* begin Records for the task *

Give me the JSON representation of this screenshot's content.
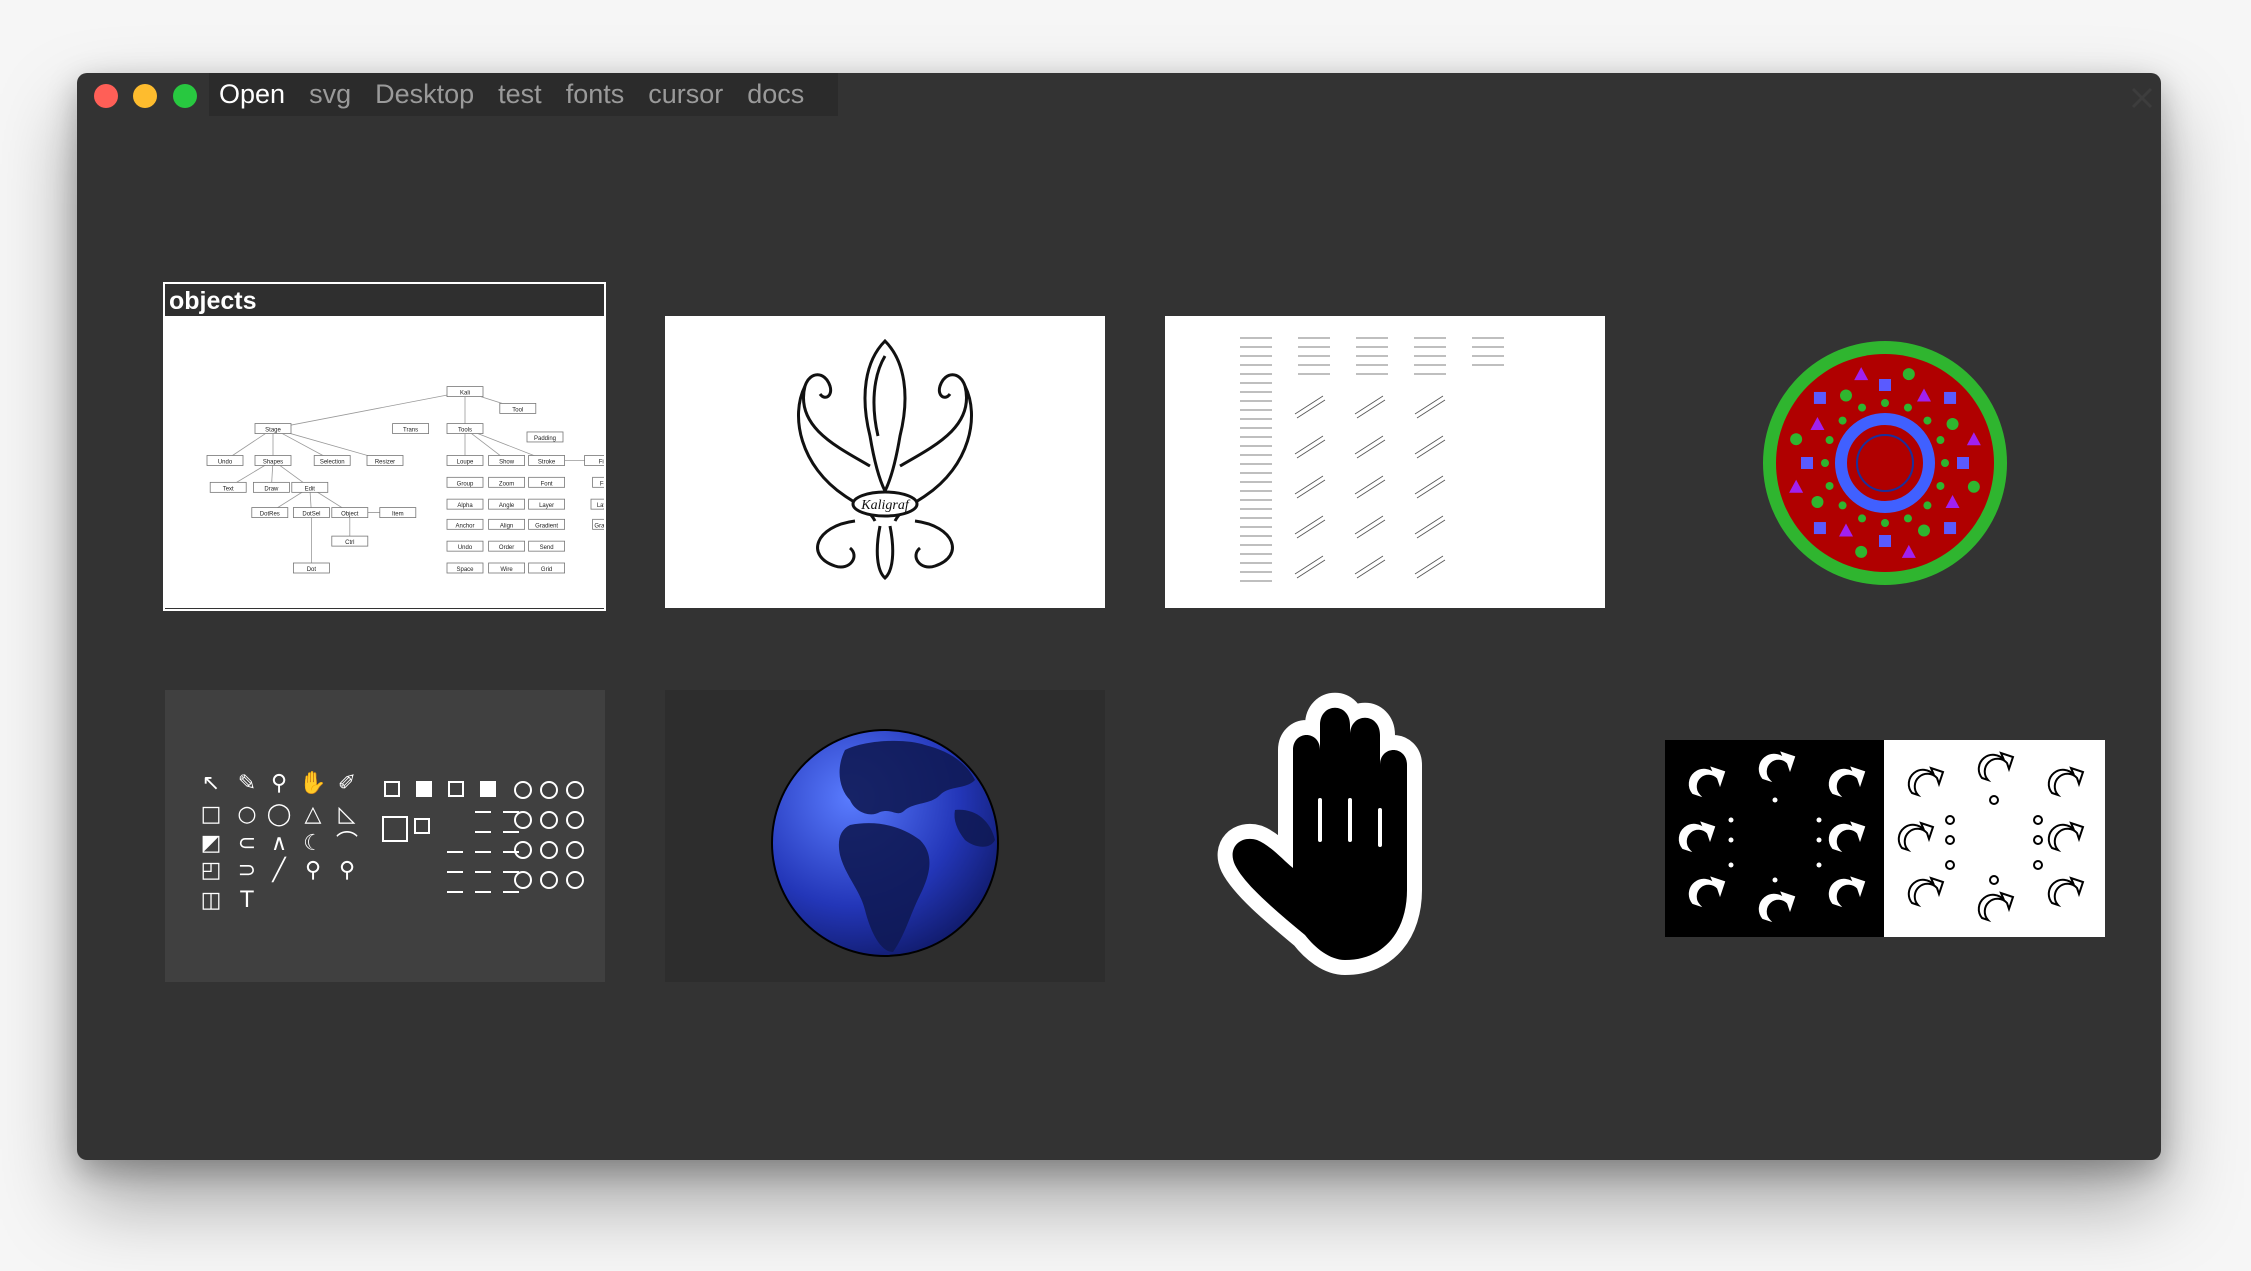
{
  "window": {
    "traffic_lights": {
      "close_color": "#ff5f57",
      "minimize_color": "#febc2e",
      "maximize_color": "#28c840"
    },
    "tabs": [
      {
        "label": "Open",
        "active": true
      },
      {
        "label": "svg",
        "active": false
      },
      {
        "label": "Desktop",
        "active": false
      },
      {
        "label": "test",
        "active": false
      },
      {
        "label": "fonts",
        "active": false
      },
      {
        "label": "cursor",
        "active": false
      },
      {
        "label": "docs",
        "active": false
      }
    ],
    "close_icon": "close-icon"
  },
  "grid": {
    "selected_caption": "objects",
    "items": [
      {
        "icon": "diagram-thumbnail"
      },
      {
        "icon": "fleur-de-lis-thumbnail",
        "label": "Kaligraf"
      },
      {
        "icon": "font-sample-thumbnail"
      },
      {
        "icon": "mandala-thumbnail"
      },
      {
        "icon": "tool-icons-thumbnail"
      },
      {
        "icon": "globe-thumbnail"
      },
      {
        "icon": "hand-cursor-thumbnail"
      },
      {
        "icon": "rotate-cursors-thumbnail"
      }
    ]
  },
  "diagram": {
    "nodes": [
      "Kali",
      "Tool",
      "Stage",
      "Trans",
      "Tools",
      "Padding",
      "Undo",
      "Shapes",
      "Selection",
      "Resizer",
      "Loupe",
      "Show",
      "Stroke",
      "Fill",
      "Text",
      "Draw",
      "Edit",
      "Group",
      "Zoom",
      "Font",
      "FontList",
      "DotRes",
      "DotSel",
      "Object",
      "Item",
      "Alpha",
      "Angle",
      "Layer",
      "LayerList",
      "Ctrl",
      "Anchor",
      "Align",
      "Gradient",
      "GradientList",
      "Dot",
      "Undo",
      "Order",
      "Send",
      "Space",
      "Wire",
      "Grid"
    ]
  },
  "colors": {
    "window_bg": "#333333",
    "tabbar_bg": "#2b2b2b",
    "text_active": "#ffffff",
    "text_inactive": "#9a9a9a"
  }
}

* end Records for the task *

Output all of the records exactly as they appear above, but not the pictures.

[Task solution]:
Give me the JSON representation of this screenshot's content.
{
  "window": {
    "traffic_lights": {
      "close_color": "#ff5f57",
      "minimize_color": "#febc2e",
      "maximize_color": "#28c840"
    },
    "tabs": [
      {
        "label": "Open",
        "active": true
      },
      {
        "label": "svg",
        "active": false
      },
      {
        "label": "Desktop",
        "active": false
      },
      {
        "label": "test",
        "active": false
      },
      {
        "label": "fonts",
        "active": false
      },
      {
        "label": "cursor",
        "active": false
      },
      {
        "label": "docs",
        "active": false
      }
    ],
    "close_icon": "close-icon"
  },
  "grid": {
    "selected_caption": "objects",
    "items": [
      {
        "icon": "diagram-thumbnail"
      },
      {
        "icon": "fleur-de-lis-thumbnail",
        "label": "Kaligraf"
      },
      {
        "icon": "font-sample-thumbnail"
      },
      {
        "icon": "mandala-thumbnail"
      },
      {
        "icon": "tool-icons-thumbnail"
      },
      {
        "icon": "globe-thumbnail"
      },
      {
        "icon": "hand-cursor-thumbnail"
      },
      {
        "icon": "rotate-cursors-thumbnail"
      }
    ]
  },
  "diagram": {
    "nodes": [
      "Kali",
      "Tool",
      "Stage",
      "Trans",
      "Tools",
      "Padding",
      "Undo",
      "Shapes",
      "Selection",
      "Resizer",
      "Loupe",
      "Show",
      "Stroke",
      "Fill",
      "Text",
      "Draw",
      "Edit",
      "Group",
      "Zoom",
      "Font",
      "FontList",
      "DotRes",
      "DotSel",
      "Object",
      "Item",
      "Alpha",
      "Angle",
      "Layer",
      "LayerList",
      "Ctrl",
      "Anchor",
      "Align",
      "Gradient",
      "GradientList",
      "Dot",
      "Undo",
      "Order",
      "Send",
      "Space",
      "Wire",
      "Grid"
    ]
  },
  "colors": {
    "window_bg": "#333333",
    "tabbar_bg": "#2b2b2b",
    "text_active": "#ffffff",
    "text_inactive": "#9a9a9a"
  }
}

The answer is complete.